**Supplied information**

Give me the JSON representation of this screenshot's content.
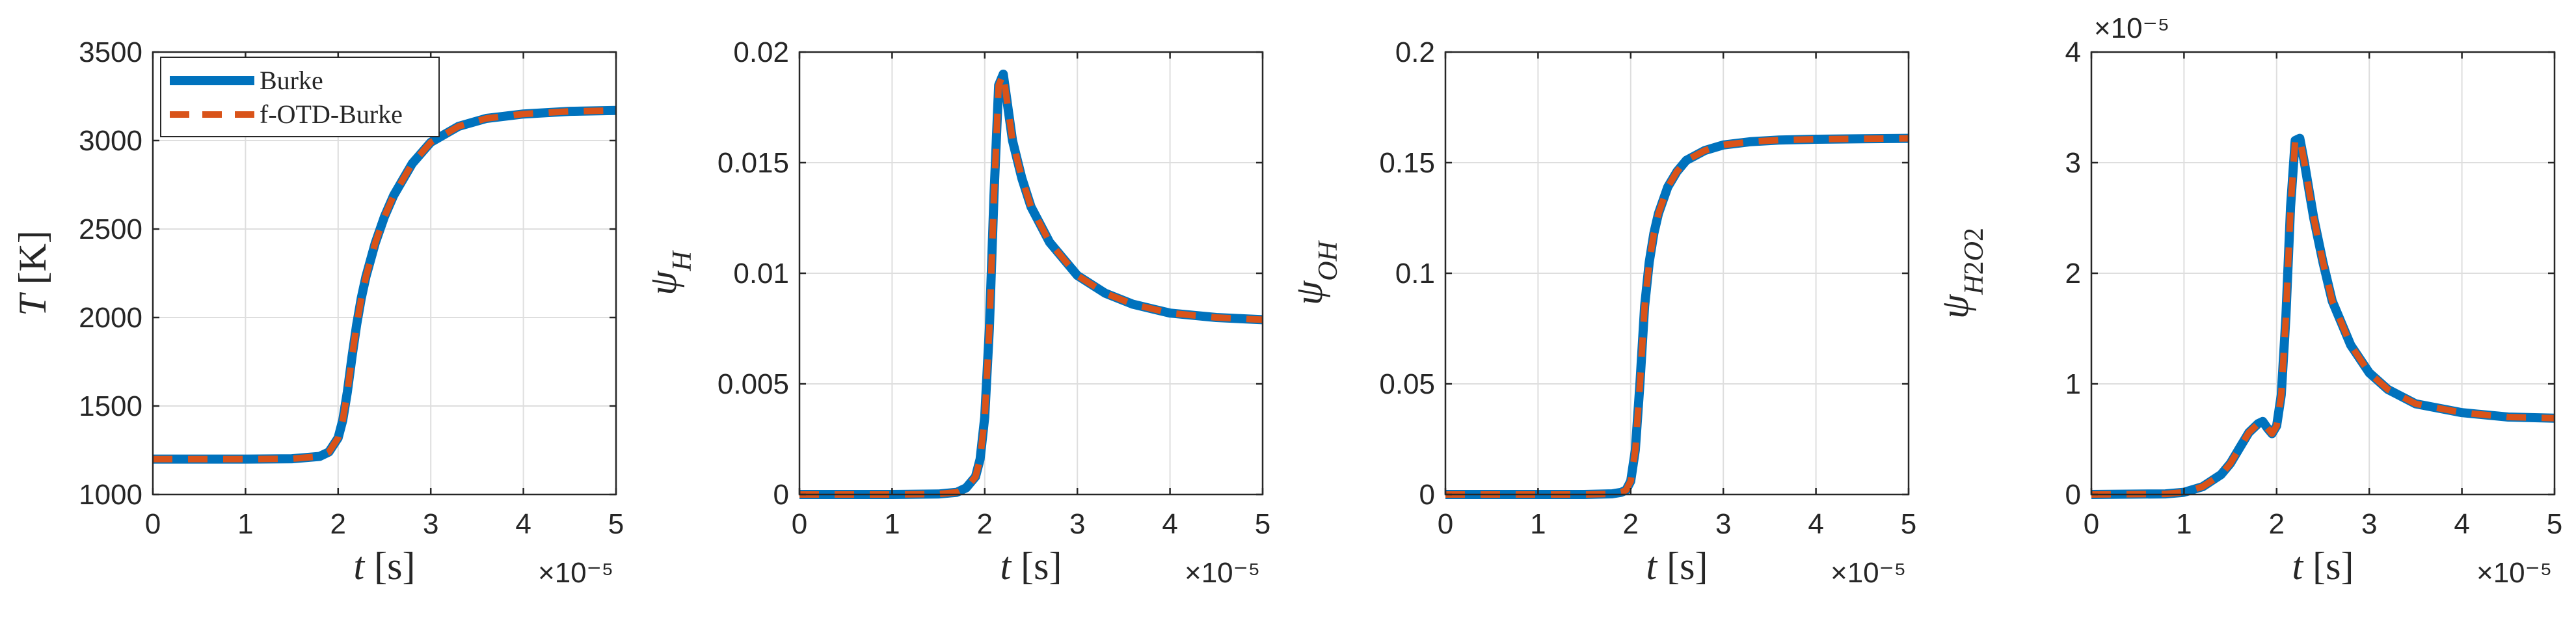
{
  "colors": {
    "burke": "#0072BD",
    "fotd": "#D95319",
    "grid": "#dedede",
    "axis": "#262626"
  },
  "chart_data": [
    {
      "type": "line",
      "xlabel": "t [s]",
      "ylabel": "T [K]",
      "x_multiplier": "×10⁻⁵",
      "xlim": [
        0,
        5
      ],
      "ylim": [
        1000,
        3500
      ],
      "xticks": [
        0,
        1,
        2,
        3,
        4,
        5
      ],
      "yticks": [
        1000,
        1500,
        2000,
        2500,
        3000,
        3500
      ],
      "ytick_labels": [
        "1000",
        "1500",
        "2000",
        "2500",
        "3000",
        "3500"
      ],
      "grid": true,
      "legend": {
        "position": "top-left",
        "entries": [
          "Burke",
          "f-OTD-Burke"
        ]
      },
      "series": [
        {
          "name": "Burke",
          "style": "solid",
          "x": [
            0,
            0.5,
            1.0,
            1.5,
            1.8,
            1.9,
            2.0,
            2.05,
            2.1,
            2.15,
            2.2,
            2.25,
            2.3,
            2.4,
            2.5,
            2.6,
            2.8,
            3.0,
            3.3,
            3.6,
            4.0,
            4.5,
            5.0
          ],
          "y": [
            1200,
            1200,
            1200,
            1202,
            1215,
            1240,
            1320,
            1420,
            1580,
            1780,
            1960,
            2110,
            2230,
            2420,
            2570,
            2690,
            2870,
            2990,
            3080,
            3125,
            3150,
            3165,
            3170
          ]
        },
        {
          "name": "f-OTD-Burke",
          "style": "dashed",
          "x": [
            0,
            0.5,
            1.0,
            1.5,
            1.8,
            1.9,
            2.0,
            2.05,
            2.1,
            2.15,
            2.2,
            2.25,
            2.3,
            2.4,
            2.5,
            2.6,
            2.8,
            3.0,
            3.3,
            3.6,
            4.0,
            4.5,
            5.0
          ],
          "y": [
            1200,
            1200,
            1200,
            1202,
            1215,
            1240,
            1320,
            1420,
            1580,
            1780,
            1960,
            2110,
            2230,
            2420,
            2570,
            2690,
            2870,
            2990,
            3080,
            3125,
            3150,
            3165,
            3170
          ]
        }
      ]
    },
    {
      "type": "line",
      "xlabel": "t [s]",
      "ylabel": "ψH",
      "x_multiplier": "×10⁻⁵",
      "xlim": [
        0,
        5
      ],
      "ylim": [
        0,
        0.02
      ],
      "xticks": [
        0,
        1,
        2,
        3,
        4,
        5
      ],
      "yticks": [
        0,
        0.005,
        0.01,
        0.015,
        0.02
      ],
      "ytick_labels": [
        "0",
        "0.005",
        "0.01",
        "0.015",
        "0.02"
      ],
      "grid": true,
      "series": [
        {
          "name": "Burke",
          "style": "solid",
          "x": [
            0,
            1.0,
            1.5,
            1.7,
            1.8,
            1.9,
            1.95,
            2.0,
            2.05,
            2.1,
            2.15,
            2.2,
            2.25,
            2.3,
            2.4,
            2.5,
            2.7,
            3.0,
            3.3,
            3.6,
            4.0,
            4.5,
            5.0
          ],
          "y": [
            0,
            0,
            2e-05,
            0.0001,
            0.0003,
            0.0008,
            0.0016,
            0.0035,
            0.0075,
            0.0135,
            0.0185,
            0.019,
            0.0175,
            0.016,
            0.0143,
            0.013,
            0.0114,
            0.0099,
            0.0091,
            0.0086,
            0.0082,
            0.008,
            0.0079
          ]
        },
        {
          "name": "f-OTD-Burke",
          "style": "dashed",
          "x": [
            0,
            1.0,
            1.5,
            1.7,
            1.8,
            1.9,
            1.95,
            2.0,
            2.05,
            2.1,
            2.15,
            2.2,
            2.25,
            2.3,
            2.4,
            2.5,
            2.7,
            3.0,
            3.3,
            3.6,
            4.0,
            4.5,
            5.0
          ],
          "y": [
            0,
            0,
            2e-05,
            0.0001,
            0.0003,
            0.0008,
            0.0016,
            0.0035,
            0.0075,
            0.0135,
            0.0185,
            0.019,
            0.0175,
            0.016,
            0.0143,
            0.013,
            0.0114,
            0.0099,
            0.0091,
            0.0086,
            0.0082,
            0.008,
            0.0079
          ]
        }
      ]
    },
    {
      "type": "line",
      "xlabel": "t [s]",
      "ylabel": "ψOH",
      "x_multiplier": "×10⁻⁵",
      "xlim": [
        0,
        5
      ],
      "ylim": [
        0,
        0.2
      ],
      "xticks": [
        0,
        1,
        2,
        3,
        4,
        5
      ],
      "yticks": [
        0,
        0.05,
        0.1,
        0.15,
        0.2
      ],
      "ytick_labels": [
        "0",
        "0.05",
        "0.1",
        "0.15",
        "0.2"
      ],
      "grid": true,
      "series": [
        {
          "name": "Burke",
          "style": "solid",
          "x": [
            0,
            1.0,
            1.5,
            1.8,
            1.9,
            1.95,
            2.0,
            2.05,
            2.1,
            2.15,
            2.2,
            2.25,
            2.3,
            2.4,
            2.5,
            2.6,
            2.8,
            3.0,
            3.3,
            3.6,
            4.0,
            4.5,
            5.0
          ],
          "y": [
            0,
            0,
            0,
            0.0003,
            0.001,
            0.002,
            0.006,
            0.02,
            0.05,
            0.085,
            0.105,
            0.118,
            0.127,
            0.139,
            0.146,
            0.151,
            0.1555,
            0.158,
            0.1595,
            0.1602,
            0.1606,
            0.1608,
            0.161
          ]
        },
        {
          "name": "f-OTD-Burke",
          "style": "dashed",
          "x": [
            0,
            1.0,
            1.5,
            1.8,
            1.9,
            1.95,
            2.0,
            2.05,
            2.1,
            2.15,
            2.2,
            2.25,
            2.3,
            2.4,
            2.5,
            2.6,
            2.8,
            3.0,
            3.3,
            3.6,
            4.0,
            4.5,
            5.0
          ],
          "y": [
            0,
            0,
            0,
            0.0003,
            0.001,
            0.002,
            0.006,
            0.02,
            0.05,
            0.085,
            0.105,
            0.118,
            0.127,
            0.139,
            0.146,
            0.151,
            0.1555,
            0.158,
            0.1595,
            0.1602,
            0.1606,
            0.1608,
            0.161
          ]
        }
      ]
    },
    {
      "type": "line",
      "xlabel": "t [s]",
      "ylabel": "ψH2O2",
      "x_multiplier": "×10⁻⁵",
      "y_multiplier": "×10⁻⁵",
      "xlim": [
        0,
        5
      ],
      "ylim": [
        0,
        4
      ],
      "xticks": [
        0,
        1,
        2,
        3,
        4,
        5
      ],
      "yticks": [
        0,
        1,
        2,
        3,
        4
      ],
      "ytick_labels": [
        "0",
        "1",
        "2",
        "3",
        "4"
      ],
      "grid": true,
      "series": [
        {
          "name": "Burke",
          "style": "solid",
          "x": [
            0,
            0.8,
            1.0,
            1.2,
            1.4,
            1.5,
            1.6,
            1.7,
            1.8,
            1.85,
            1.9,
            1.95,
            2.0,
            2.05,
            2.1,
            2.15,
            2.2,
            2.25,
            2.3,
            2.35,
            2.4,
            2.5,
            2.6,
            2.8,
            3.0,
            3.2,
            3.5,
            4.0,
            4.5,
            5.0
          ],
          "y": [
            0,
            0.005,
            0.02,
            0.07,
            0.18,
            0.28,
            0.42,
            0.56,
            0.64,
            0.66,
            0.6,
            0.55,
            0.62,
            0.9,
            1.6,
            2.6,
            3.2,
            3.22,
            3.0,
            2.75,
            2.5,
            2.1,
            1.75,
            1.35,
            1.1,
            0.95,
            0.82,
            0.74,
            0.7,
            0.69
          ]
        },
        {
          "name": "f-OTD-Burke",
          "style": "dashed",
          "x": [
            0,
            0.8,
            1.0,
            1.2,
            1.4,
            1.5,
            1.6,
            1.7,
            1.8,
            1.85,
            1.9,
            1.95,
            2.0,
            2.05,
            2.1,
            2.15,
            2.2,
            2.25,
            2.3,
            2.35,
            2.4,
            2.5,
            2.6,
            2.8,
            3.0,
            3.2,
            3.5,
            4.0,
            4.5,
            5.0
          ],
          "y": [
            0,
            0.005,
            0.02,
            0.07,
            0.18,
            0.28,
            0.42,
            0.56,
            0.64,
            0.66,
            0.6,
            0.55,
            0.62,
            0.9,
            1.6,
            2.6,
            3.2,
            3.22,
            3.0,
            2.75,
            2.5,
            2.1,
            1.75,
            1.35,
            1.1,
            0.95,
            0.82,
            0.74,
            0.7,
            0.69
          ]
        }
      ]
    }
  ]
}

**To be done**
Extract all lines from the material above that include the word "ylabel".

**Final result**
      "ylabel": "T [K]",
      "ylabel": "ψH",
      "ylabel": "ψOH",
      "ylabel": "ψH2O2",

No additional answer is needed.